» РАБОТА С МАТЕРИАЛОМ
• a. Изложите отрывок о киножурнале в двух предложениях.
• b. Допишите отрывок о киножурнале, начав сразу после его последнего предложения.

» ОТРЫВОК ДЛЯ ЧТЕНИЯ
○ ○ ○
Вскоре после возвращения Молотова я как-то встретила Юлю на Невском. Мы остановились поболтать около какого-то кинотеатра. Вдруг Юля сказала: «Смотри, как раз скоро начнется дневной фильм, перед ним должны показать киножурнал о поездке Молотова. Пойдем, посмотрим живого Гитлера». Я согласилась. В киножурнале, действительно, показывали поездку Молотова, но «живого Гитлера» мы, собственно говоря, не увидели: его показали со спины, да еще в этот момент фильм затуманили, так что даже спину едва можно было различить. Выскользнув перед началом игрового фильма, который нас не интересовал, из здания, мы с Юлей переглянулись. «Чего они боятся? — спросила она. — Так ведь еще больше разжигается любопытство».
Я уже упоминала, что, увидев во время войны Гитлера на экране, я снова спрашивала себя: чего они боялись? Лицо Гитлера совсем не вызывало симпатии.
○ ○ ○
» Данные для предсказания ограничивающих рамок

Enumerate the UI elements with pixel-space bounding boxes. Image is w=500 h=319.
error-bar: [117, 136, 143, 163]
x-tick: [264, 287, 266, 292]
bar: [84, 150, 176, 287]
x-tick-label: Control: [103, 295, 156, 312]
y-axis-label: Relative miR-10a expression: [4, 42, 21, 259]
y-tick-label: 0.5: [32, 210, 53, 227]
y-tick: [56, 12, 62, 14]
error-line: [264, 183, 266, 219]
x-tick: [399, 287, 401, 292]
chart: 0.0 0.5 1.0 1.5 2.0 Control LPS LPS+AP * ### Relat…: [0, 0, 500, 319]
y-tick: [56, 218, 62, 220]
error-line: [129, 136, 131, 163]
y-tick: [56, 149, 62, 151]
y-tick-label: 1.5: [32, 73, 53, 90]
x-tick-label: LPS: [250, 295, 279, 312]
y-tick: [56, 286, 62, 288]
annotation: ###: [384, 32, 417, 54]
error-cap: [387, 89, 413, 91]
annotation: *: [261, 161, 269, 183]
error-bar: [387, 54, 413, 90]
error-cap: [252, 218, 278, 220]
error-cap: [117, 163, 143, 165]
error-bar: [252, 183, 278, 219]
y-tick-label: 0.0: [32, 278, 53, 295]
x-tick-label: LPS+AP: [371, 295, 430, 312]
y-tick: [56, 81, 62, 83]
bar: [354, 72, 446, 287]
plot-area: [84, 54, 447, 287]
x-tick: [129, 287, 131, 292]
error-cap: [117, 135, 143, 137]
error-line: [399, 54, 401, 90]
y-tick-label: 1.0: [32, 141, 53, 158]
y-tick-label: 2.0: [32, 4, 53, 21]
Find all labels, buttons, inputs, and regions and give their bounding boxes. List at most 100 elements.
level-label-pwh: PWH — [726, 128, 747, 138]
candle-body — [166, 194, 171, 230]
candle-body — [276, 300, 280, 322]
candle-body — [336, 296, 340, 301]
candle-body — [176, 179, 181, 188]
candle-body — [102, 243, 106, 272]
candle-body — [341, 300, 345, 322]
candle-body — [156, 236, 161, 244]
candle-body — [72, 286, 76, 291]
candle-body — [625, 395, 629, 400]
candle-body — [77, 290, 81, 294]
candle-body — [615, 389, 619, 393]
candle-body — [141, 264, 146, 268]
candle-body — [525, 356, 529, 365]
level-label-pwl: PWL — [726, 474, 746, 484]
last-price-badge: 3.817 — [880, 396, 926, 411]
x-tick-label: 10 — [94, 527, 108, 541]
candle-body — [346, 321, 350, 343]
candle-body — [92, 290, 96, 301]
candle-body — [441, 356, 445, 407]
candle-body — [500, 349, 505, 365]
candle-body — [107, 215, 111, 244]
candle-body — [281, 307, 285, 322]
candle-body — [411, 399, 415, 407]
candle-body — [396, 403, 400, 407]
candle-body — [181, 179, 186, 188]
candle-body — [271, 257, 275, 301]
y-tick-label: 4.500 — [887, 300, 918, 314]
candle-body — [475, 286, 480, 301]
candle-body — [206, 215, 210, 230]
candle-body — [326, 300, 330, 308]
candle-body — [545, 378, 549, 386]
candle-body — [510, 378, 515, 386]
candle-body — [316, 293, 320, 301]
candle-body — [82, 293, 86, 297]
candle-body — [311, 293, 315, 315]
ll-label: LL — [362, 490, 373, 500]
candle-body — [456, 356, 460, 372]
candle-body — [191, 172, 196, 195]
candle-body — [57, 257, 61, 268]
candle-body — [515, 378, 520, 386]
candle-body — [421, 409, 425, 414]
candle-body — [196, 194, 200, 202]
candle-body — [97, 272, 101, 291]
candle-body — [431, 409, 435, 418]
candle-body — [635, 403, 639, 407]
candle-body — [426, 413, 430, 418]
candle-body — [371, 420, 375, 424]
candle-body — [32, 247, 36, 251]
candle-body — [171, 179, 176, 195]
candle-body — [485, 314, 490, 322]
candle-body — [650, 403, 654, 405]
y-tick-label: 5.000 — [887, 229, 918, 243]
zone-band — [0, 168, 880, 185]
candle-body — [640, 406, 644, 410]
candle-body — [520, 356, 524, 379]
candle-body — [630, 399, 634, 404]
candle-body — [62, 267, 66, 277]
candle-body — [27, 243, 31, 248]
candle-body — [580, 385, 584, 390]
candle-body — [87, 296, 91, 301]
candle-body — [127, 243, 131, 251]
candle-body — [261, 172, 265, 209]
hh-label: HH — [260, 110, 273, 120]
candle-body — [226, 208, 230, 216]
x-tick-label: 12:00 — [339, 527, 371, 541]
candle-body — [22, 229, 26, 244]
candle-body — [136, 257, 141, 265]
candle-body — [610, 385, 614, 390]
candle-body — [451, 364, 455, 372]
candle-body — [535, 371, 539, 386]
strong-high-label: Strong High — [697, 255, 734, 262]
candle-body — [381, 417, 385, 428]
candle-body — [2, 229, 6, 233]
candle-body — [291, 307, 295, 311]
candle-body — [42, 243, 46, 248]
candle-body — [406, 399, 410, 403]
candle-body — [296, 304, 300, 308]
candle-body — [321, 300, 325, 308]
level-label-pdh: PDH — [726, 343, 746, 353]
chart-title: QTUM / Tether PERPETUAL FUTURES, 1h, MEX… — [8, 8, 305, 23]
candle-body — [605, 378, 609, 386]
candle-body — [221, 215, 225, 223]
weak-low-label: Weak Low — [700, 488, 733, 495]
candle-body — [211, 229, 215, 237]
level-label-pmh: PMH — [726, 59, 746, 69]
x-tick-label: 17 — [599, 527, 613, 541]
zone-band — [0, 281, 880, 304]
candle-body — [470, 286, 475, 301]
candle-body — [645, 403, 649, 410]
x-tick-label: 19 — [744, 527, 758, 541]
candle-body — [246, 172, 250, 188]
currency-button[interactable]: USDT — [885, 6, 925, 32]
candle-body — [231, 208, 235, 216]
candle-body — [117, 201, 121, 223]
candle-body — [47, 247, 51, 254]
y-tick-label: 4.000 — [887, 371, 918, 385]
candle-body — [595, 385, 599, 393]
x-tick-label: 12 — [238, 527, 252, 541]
○ ○ ○
» ОТВЕТЫ К ЗАДАНИЯМ
• a. Вскоре после возвращения Молотова рассказчица встретила Юлю на Невском, и они пошли в кинотеатр посмотреть киножурнал о его поездке, однако Гитлера там показали лишь со спины, да еще и затуманили изображение. Выйдя из зала, Юля спросила, чего же они боятся, ведь так любопытство разжигается еще больше.

• b.
К концу первого полугодия я написала своим родителям, что я не могу сосредоточиться на математике и не буду ею пока заниматься. Мои родители приняли это спокойно. Как обычно, причину они искали в моей болезненности, в моей молодости, в том, что я была перегружена. Конечно, я была одна из самых молодых на курсе, но вряд ли это играло какую-либо роль. Известно, что логическое мышление доступно как раз совсем молодым и вундеркинд может появиться скорее в математических предметах, чем, скажем, в области исторических исследований, где нужен жизненный опыт. Да и почему я могла в еще более молодом возрасте прекрасно справляться с математическими предметами, а тут вдруг потеряла эту способность?
Что же касается до болезней, то после моего воспаления легких на первом курсе я как раз совсем не болела. Но объяснять всего этого своим родителям я даже не попробовала. Я уже знала из опыта, что тут они ставят какую-то странную стену непонимания между собой и моими отчаянными поисками смысла жизни.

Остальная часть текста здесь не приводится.